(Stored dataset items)
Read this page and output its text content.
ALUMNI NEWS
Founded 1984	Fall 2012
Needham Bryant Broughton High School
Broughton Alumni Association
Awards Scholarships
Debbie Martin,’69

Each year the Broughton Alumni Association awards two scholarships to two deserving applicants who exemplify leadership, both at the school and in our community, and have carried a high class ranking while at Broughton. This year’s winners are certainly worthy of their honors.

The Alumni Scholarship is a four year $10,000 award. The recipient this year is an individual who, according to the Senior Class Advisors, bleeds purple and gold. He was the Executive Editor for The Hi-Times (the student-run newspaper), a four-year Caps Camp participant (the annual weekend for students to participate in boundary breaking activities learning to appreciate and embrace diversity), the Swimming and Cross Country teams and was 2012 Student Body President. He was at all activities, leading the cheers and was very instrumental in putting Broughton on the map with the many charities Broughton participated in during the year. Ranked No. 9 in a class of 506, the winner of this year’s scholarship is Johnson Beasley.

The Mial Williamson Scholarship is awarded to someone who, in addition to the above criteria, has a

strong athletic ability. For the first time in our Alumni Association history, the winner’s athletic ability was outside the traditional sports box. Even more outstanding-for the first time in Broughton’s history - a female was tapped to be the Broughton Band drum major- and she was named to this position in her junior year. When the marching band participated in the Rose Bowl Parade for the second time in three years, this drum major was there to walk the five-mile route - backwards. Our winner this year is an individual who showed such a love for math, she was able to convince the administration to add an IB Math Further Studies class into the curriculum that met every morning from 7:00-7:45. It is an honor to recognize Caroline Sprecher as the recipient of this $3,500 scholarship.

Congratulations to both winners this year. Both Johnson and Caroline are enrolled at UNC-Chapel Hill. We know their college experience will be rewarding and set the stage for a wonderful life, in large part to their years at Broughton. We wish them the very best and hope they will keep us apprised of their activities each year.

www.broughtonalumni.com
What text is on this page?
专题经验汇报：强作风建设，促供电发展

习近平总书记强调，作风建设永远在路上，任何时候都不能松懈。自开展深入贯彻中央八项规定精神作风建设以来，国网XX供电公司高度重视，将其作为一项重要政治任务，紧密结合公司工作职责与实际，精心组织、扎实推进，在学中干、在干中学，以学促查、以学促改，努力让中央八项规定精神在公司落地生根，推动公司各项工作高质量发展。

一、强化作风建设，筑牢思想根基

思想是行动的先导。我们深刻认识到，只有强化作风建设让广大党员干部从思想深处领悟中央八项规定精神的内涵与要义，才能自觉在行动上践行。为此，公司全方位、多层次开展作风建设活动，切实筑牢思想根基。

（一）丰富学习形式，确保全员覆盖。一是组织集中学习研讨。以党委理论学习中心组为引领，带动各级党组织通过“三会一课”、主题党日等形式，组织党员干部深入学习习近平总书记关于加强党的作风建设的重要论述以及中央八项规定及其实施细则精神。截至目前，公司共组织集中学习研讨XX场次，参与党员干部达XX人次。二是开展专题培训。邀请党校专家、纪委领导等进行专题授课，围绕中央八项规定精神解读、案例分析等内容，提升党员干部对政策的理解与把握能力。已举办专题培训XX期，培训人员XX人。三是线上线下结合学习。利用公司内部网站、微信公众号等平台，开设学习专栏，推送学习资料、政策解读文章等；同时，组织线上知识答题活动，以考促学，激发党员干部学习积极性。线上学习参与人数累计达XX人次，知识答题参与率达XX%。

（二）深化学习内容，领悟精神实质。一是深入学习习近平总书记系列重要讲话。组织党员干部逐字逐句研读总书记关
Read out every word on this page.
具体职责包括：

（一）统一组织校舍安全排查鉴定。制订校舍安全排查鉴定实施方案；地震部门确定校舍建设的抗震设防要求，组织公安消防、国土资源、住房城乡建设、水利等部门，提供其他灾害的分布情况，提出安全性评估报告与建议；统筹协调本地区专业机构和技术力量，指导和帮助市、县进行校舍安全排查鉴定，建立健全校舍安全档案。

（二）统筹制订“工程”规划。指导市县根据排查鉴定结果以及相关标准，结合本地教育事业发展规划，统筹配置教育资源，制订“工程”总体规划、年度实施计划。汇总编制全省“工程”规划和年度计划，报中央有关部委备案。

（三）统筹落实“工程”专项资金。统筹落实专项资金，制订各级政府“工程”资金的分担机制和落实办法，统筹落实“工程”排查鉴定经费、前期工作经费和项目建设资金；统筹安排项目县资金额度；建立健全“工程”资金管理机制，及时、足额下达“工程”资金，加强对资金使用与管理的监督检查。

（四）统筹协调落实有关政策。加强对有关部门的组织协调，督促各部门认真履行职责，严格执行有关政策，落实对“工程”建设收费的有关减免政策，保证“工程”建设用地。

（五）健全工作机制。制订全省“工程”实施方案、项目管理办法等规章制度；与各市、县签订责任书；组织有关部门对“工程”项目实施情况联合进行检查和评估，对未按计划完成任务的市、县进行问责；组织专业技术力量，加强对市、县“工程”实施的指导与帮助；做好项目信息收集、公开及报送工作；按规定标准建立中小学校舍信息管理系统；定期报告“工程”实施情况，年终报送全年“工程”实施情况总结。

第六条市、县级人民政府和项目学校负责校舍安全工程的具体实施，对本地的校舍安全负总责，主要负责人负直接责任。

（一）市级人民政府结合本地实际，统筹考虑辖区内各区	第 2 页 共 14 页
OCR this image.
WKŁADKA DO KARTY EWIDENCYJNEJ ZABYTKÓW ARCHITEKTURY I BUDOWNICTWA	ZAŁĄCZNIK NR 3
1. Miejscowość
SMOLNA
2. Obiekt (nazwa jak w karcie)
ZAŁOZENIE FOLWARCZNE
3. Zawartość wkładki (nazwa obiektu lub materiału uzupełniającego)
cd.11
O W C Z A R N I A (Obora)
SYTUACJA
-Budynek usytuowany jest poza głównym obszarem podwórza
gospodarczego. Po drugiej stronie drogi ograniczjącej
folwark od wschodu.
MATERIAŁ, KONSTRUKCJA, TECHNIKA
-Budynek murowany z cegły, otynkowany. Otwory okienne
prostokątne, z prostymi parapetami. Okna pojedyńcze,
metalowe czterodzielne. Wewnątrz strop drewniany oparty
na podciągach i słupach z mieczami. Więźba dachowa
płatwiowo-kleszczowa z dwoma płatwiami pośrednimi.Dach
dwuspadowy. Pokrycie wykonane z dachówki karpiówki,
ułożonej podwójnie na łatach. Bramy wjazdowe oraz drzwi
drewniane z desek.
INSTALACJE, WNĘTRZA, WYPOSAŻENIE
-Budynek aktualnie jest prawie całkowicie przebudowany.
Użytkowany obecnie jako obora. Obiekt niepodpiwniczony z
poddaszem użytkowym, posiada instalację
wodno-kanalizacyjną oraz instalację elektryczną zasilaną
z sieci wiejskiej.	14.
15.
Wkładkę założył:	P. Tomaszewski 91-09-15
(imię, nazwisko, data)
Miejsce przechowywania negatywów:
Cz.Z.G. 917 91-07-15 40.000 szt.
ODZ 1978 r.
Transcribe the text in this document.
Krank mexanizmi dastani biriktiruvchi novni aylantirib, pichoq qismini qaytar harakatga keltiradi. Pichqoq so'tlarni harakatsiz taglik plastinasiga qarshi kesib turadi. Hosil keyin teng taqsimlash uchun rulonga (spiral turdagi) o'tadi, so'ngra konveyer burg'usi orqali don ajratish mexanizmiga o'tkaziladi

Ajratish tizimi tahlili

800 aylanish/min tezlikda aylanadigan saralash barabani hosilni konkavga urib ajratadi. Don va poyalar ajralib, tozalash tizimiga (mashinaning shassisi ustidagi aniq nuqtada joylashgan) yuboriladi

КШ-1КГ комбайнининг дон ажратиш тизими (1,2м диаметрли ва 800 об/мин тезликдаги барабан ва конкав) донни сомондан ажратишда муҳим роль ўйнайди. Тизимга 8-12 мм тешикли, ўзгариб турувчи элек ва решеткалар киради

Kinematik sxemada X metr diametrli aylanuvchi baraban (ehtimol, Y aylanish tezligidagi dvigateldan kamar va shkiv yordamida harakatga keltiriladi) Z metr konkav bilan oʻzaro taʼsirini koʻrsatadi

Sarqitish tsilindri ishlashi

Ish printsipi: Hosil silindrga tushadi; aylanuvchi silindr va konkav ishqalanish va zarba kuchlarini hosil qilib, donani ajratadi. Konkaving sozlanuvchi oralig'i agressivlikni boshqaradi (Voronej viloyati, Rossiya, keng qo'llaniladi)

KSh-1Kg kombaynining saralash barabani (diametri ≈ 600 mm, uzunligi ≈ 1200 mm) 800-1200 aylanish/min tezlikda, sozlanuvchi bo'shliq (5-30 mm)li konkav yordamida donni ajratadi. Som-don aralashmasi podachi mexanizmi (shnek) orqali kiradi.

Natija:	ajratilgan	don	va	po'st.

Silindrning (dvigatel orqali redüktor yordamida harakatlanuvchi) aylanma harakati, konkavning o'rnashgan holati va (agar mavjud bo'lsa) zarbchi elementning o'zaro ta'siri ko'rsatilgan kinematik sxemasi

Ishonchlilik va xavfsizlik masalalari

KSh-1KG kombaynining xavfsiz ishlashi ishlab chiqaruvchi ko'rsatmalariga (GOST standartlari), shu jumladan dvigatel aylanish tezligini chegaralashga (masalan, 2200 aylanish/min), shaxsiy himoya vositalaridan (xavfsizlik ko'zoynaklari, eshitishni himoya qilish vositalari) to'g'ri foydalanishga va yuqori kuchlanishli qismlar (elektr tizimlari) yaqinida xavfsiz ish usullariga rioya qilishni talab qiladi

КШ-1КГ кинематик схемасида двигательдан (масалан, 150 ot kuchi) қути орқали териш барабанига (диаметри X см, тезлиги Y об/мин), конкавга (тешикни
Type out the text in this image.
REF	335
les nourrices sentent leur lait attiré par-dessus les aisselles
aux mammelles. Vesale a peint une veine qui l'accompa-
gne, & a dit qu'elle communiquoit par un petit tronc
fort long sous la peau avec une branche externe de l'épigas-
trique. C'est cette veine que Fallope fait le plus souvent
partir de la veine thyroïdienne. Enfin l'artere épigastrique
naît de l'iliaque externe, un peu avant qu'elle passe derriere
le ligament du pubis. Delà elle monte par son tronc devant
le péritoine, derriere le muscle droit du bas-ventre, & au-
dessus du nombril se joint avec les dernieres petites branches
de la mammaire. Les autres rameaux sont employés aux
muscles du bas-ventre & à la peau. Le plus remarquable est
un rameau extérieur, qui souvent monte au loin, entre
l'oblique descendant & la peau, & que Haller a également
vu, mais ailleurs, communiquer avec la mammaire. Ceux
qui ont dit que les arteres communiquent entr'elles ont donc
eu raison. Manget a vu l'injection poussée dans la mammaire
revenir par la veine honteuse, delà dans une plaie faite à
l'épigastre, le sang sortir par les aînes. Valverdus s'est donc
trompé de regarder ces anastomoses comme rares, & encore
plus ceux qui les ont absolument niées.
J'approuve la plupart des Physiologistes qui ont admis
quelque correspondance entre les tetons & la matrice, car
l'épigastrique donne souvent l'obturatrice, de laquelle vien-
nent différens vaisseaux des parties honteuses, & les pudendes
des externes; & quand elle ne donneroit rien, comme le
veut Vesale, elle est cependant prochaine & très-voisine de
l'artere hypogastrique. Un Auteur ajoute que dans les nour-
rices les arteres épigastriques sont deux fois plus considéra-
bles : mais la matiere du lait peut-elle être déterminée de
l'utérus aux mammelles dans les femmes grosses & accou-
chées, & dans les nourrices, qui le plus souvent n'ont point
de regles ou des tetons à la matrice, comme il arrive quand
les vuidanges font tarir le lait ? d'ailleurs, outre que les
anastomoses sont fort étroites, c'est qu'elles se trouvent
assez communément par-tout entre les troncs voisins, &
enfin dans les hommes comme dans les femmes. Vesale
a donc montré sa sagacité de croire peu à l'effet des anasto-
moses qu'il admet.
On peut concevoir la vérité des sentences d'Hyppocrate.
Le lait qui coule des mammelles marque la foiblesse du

Task to carry out | Pull out every line of the records above that contains the word "avec".

Task response |
fort long sous la peau avec une branche externe de l'épigas-
dessus du nombril se joint avec les dernieres petites branches
vu, mais ailleurs, communiquer avec la mammaire. Ceux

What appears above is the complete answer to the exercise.